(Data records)
────────────────────────────────────────

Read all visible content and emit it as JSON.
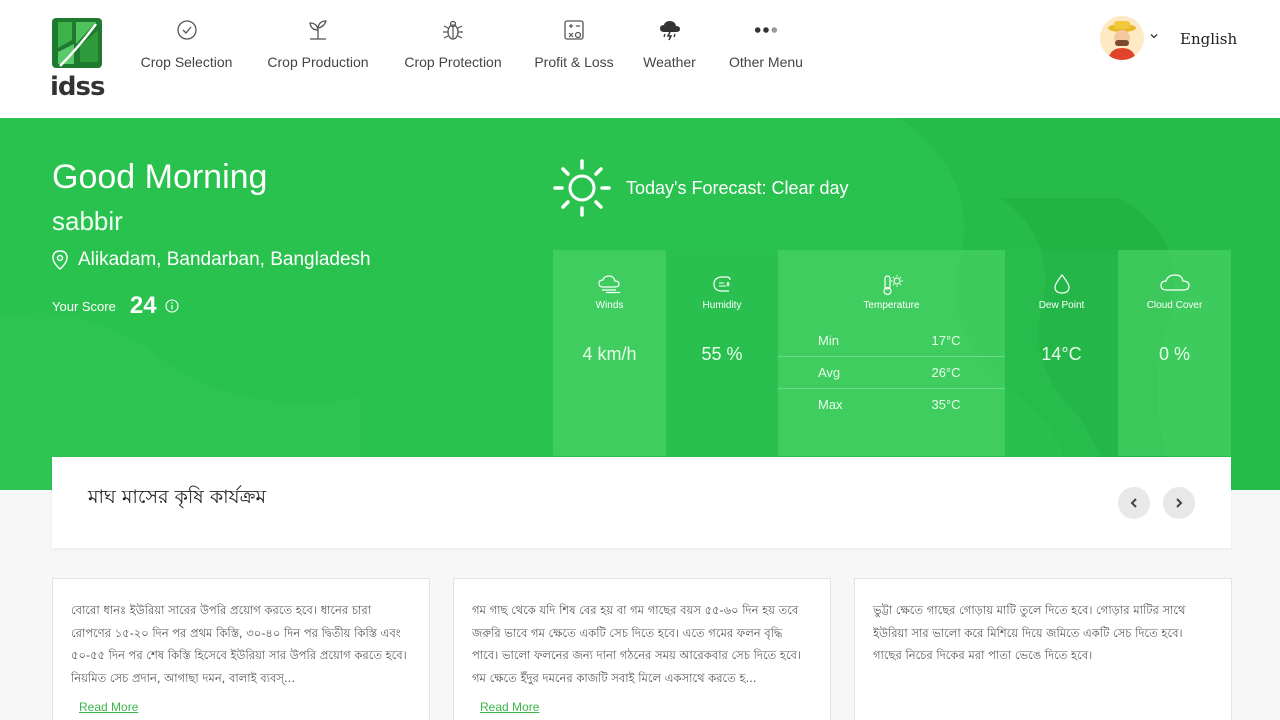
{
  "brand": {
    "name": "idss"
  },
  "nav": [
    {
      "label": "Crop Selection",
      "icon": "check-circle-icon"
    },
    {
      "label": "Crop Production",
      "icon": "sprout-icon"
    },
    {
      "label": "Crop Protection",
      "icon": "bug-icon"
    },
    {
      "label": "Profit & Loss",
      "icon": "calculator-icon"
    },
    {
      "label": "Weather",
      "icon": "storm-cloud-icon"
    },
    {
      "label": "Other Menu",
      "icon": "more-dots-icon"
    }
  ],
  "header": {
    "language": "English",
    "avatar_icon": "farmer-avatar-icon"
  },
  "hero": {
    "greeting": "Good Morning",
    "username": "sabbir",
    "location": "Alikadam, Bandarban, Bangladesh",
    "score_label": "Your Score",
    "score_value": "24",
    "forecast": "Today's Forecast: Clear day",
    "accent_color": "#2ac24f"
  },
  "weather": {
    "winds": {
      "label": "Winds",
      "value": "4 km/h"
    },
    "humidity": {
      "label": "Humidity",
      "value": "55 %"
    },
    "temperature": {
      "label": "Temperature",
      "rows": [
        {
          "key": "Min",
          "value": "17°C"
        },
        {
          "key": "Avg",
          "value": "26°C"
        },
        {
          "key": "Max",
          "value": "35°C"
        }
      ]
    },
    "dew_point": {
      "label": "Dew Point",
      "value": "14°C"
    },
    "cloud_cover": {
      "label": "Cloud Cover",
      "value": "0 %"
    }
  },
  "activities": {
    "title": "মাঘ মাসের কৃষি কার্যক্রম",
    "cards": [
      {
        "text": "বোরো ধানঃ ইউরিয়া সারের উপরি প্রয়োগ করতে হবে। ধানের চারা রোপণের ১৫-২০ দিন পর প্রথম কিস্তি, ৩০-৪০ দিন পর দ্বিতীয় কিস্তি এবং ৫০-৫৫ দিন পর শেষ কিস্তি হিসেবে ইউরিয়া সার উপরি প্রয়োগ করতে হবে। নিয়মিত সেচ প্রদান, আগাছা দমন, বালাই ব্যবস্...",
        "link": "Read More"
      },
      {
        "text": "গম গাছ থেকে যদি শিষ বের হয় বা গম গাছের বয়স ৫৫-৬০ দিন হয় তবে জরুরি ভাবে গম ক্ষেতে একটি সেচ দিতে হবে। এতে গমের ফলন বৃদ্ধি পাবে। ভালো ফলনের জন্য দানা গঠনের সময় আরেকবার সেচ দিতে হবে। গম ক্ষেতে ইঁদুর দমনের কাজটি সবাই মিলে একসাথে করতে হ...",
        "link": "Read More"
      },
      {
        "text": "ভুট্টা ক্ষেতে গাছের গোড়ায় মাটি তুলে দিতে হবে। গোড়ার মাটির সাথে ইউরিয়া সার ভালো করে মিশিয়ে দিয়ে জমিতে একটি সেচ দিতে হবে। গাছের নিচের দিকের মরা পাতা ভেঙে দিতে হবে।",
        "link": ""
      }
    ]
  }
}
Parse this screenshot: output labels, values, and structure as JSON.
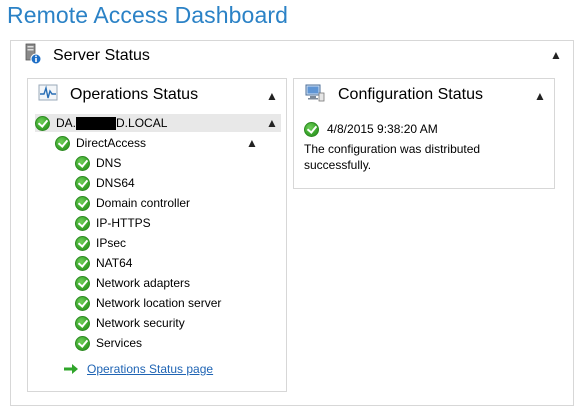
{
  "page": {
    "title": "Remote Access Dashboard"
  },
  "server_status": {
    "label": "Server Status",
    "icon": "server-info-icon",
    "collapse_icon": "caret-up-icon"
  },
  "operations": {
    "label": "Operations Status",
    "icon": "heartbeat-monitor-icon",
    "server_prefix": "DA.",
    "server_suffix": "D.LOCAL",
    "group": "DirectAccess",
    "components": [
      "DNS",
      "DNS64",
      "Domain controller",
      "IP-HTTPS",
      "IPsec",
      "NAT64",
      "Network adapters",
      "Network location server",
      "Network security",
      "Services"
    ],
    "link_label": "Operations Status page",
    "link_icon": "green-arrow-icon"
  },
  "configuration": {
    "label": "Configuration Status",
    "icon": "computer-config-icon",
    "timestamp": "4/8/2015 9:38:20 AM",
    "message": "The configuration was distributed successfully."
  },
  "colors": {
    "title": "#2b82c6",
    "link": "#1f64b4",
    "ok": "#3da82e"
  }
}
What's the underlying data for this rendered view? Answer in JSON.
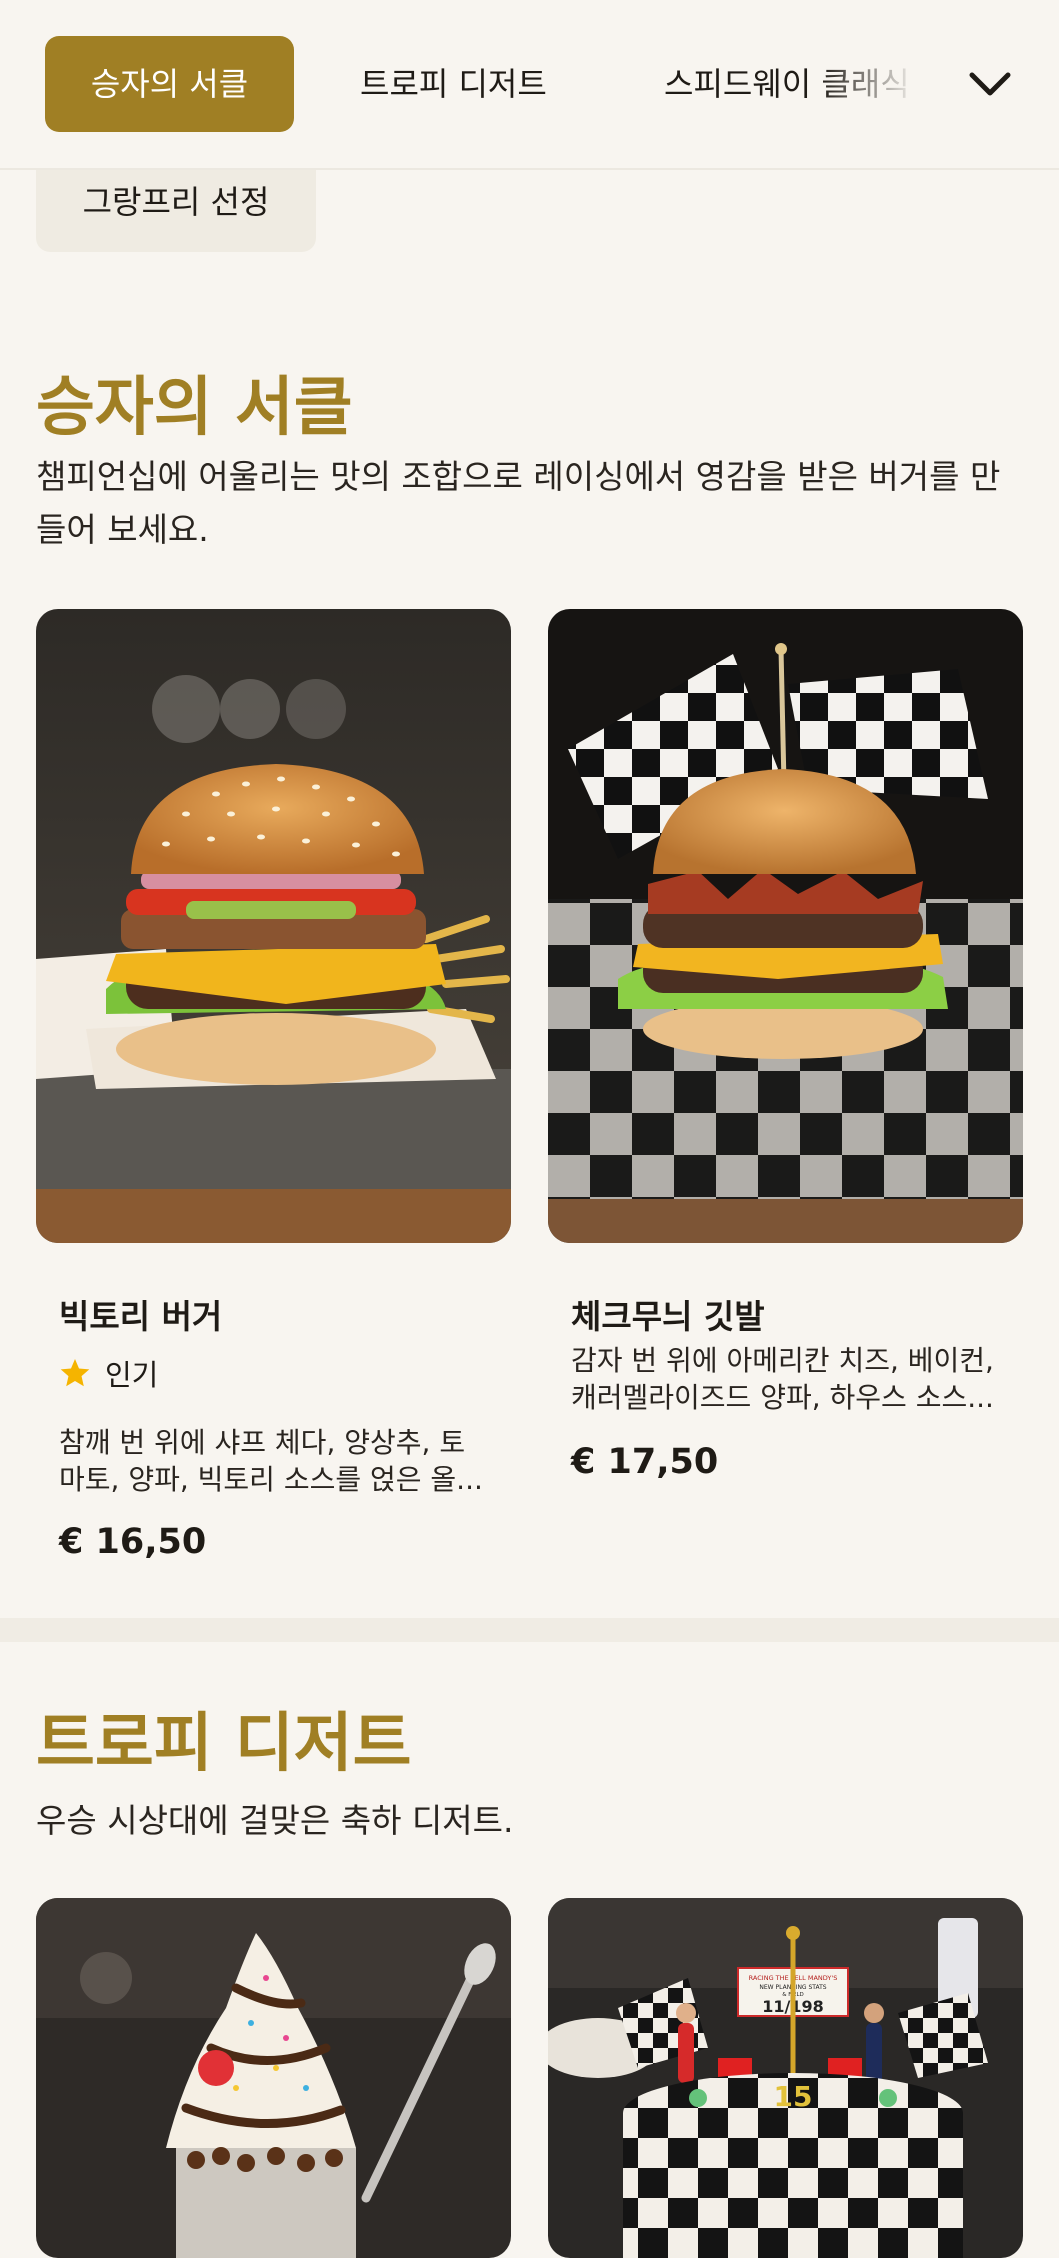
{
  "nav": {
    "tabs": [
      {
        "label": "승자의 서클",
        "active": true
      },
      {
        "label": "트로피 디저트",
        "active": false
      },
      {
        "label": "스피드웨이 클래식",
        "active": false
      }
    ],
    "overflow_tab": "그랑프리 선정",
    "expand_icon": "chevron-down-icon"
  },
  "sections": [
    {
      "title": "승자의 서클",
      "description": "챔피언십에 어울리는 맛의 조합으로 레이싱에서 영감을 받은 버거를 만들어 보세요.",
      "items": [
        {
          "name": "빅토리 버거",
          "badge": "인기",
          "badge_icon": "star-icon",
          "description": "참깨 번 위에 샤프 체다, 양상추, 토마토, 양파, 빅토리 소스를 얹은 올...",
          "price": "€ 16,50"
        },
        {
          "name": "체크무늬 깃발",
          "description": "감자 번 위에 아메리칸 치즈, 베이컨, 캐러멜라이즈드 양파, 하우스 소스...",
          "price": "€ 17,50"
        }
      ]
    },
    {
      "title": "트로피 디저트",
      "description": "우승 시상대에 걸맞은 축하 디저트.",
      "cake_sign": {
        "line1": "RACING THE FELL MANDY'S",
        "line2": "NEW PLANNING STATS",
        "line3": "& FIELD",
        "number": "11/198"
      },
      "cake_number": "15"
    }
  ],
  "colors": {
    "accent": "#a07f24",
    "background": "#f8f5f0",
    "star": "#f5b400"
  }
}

────────────────────────────────────────

■ **Written instruction**:
Of the lines in the data, how many contain the word "this"? Provide the number and nothing further.

■ **The response**:
2